▶ _REQUIRED TASK_
Collect the lines of the entries where "我拿起扫把" shows up.

▶ _TASK DATA_
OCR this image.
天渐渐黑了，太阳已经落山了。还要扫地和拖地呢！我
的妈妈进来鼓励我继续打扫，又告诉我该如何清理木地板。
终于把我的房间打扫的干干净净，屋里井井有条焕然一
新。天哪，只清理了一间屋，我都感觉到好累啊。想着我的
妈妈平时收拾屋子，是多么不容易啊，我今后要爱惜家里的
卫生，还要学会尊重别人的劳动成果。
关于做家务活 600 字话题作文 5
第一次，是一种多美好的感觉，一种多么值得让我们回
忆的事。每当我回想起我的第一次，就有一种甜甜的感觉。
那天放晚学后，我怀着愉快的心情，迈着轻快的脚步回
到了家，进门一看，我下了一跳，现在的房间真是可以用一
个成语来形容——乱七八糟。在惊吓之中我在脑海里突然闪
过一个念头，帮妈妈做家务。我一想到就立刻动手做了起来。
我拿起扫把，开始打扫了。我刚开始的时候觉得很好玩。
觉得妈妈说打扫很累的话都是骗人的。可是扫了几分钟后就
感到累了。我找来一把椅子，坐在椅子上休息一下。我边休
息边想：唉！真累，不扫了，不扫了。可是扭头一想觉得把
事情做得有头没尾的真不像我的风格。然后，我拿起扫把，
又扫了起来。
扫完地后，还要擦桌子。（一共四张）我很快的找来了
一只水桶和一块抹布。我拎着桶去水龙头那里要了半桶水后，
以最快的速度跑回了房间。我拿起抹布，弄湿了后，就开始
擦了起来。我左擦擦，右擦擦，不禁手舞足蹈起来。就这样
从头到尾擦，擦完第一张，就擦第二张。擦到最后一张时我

▶ _SOLUTION FOR THIS EXERCISE_
我拿起扫把，开始打扫了。我刚开始的时候觉得很好玩。
事情做得有头没尾的真不像我的风格。然后，我拿起扫把，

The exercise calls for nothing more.